■ **WHAT TO DO**
In every line of the material, change "home-indicator" to "home-bar" and keep everything else the same.
--- Start of INFORMATION GIVEN ---
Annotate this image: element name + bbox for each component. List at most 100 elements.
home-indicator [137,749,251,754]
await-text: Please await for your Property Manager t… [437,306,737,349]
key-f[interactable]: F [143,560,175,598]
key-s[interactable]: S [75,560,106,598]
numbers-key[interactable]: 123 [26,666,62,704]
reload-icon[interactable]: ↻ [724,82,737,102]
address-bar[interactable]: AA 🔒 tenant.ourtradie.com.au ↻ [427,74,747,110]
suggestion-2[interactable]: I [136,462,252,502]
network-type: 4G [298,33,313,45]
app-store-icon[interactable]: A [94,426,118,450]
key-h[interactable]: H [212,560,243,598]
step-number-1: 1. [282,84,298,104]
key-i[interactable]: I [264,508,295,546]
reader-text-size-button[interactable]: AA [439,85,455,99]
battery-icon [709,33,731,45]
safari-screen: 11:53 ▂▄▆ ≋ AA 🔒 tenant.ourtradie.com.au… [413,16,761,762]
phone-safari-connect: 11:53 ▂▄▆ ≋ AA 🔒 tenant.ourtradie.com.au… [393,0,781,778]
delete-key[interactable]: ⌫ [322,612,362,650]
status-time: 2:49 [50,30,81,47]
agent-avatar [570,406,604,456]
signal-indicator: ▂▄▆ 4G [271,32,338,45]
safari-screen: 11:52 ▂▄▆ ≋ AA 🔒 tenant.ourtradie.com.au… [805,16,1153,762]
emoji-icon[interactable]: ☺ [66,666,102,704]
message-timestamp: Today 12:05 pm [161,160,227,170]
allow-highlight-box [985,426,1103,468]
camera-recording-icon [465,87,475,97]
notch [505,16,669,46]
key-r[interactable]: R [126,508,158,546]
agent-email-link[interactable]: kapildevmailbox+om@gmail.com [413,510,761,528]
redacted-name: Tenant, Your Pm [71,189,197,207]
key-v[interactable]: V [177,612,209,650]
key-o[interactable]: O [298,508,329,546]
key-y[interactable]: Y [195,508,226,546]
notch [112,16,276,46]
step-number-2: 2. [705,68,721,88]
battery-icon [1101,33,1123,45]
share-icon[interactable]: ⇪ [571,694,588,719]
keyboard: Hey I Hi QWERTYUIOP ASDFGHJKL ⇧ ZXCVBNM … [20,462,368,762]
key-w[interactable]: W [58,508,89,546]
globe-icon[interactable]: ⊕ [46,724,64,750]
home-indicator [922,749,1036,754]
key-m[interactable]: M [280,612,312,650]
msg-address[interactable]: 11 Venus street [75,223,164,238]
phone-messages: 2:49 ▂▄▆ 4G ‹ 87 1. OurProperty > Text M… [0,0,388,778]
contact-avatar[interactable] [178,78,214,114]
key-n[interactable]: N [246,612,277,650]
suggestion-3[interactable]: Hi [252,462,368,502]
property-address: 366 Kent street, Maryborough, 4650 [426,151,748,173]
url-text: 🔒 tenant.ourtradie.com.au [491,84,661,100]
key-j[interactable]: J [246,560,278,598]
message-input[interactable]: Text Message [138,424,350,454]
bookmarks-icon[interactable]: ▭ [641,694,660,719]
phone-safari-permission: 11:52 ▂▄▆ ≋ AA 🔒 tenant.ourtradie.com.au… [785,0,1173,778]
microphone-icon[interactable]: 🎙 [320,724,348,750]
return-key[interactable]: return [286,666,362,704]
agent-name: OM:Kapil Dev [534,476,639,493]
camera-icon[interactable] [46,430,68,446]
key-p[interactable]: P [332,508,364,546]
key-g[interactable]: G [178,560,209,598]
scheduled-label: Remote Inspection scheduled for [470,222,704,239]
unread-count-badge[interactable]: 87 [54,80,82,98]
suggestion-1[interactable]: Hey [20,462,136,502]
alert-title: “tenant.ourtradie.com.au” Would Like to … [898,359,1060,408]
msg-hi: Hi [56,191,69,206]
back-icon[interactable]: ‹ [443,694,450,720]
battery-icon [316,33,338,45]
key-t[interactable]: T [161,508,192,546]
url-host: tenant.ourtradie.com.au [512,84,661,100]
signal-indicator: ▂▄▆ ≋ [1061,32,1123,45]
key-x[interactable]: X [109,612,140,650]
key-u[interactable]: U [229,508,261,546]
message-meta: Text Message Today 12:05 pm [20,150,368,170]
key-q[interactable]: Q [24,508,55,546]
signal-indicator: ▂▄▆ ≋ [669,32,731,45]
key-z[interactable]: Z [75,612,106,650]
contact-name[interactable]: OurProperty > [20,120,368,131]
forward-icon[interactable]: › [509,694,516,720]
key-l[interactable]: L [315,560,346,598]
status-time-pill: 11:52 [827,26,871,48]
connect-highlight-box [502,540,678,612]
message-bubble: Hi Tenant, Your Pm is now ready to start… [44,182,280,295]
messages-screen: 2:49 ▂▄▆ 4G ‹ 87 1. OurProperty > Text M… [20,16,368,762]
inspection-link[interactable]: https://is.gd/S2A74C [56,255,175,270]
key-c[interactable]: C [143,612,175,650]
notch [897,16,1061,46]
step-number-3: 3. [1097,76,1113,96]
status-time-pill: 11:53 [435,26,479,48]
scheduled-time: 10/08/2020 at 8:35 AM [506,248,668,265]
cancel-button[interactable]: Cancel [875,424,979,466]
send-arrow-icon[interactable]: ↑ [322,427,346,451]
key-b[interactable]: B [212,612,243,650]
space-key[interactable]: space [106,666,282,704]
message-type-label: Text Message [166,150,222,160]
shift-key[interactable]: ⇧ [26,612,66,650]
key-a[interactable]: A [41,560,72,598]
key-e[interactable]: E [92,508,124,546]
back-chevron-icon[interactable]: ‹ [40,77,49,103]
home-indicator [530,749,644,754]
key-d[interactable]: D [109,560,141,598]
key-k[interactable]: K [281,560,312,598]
--- End of INFORMATION GIVEN ---
■ **WRITTEN RESPONSE**
Annotate this image: element name + bbox for each component. List at most 100 elements.
home-bar [137,749,251,754]
await-text: Please await for your Property Manager t… [437,306,737,349]
key-f[interactable]: F [143,560,175,598]
key-s[interactable]: S [75,560,106,598]
numbers-key[interactable]: 123 [26,666,62,704]
reload-icon[interactable]: ↻ [724,82,737,102]
address-bar[interactable]: AA 🔒 tenant.ourtradie.com.au ↻ [427,74,747,110]
suggestion-2[interactable]: I [136,462,252,502]
network-type: 4G [298,33,313,45]
app-store-icon[interactable]: A [94,426,118,450]
key-h[interactable]: H [212,560,243,598]
step-number-1: 1. [282,84,298,104]
key-i[interactable]: I [264,508,295,546]
reader-text-size-button[interactable]: AA [439,85,455,99]
battery-icon [709,33,731,45]
safari-screen: 11:53 ▂▄▆ ≋ AA 🔒 tenant.ourtradie.com.au… [413,16,761,762]
phone-safari-connect: 11:53 ▂▄▆ ≋ AA 🔒 tenant.ourtradie.com.au… [393,0,781,778]
delete-key[interactable]: ⌫ [322,612,362,650]
status-time: 2:49 [50,30,81,47]
agent-avatar [570,406,604,456]
signal-indicator: ▂▄▆ 4G [271,32,338,45]
safari-screen: 11:52 ▂▄▆ ≋ AA 🔒 tenant.ourtradie.com.au… [805,16,1153,762]
emoji-icon[interactable]: ☺ [66,666,102,704]
message-timestamp: Today 12:05 pm [161,160,227,170]
allow-highlight-box [985,426,1103,468]
camera-recording-icon [465,87,475,97]
notch [505,16,669,46]
key-r[interactable]: R [126,508,158,546]
agent-email-link[interactable]: kapildevmailbox+om@gmail.com [413,510,761,528]
redacted-name: Tenant, Your Pm [71,189,197,207]
key-v[interactable]: V [177,612,209,650]
key-o[interactable]: O [298,508,329,546]
key-y[interactable]: Y [195,508,226,546]
notch [112,16,276,46]
step-number-2: 2. [705,68,721,88]
battery-icon [1101,33,1123,45]
share-icon[interactable]: ⇪ [571,694,588,719]
keyboard: Hey I Hi QWERTYUIOP ASDFGHJKL ⇧ ZXCVBNM … [20,462,368,762]
key-w[interactable]: W [58,508,89,546]
globe-icon[interactable]: ⊕ [46,724,64,750]
home-bar [922,749,1036,754]
key-m[interactable]: M [280,612,312,650]
msg-address[interactable]: 11 Venus street [75,223,164,238]
phone-messages: 2:49 ▂▄▆ 4G ‹ 87 1. OurProperty > Text M… [0,0,388,778]
contact-avatar[interactable] [178,78,214,114]
key-n[interactable]: N [246,612,277,650]
suggestion-3[interactable]: Hi [252,462,368,502]
property-address: 366 Kent street, Maryborough, 4650 [426,151,748,173]
url-text: 🔒 tenant.ourtradie.com.au [491,84,661,100]
key-j[interactable]: J [246,560,278,598]
message-input[interactable]: Text Message [138,424,350,454]
bookmarks-icon[interactable]: ▭ [641,694,660,719]
phone-safari-permission: 11:52 ▂▄▆ ≋ AA 🔒 tenant.ourtradie.com.au… [785,0,1173,778]
microphone-icon[interactable]: 🎙 [320,724,348,750]
return-key[interactable]: return [286,666,362,704]
agent-name: OM:Kapil Dev [534,476,639,493]
camera-icon[interactable] [46,430,68,446]
key-p[interactable]: P [332,508,364,546]
key-g[interactable]: G [178,560,209,598]
scheduled-label: Remote Inspection scheduled for [470,222,704,239]
unread-count-badge[interactable]: 87 [54,80,82,98]
suggestion-1[interactable]: Hey [20,462,136,502]
alert-title: “tenant.ourtradie.com.au” Would Like to … [898,359,1060,408]
msg-hi: Hi [56,191,69,206]
back-icon[interactable]: ‹ [443,694,450,720]
battery-icon [316,33,338,45]
key-t[interactable]: T [161,508,192,546]
url-host: tenant.ourtradie.com.au [512,84,661,100]
signal-indicator: ▂▄▆ ≋ [1061,32,1123,45]
key-x[interactable]: X [109,612,140,650]
key-u[interactable]: U [229,508,261,546]
message-meta: Text Message Today 12:05 pm [20,150,368,170]
key-q[interactable]: Q [24,508,55,546]
signal-indicator: ▂▄▆ ≋ [669,32,731,45]
key-z[interactable]: Z [75,612,106,650]
contact-name[interactable]: OurProperty > [20,120,368,131]
forward-icon[interactable]: › [509,694,516,720]
key-l[interactable]: L [315,560,346,598]
status-time-pill: 11:52 [827,26,871,48]
connect-highlight-box [502,540,678,612]
message-bubble: Hi Tenant, Your Pm is now ready to start… [44,182,280,295]
messages-screen: 2:49 ▂▄▆ 4G ‹ 87 1. OurProperty > Text M… [20,16,368,762]
inspection-link[interactable]: https://is.gd/S2A74C [56,255,175,270]
key-c[interactable]: C [143,612,175,650]
notch [897,16,1061,46]
step-number-3: 3. [1097,76,1113,96]
status-time-pill: 11:53 [435,26,479,48]
scheduled-time: 10/08/2020 at 8:35 AM [506,248,668,265]
cancel-button[interactable]: Cancel [875,424,979,466]
send-arrow-icon[interactable]: ↑ [322,427,346,451]
key-b[interactable]: B [212,612,243,650]
space-key[interactable]: space [106,666,282,704]
message-type-label: Text Message [166,150,222,160]
shift-key[interactable]: ⇧ [26,612,66,650]
key-a[interactable]: A [41,560,72,598]
key-e[interactable]: E [92,508,124,546]
back-chevron-icon[interactable]: ‹ [40,77,49,103]
home-bar [530,749,644,754]
key-d[interactable]: D [109,560,141,598]
key-k[interactable]: K [281,560,312,598]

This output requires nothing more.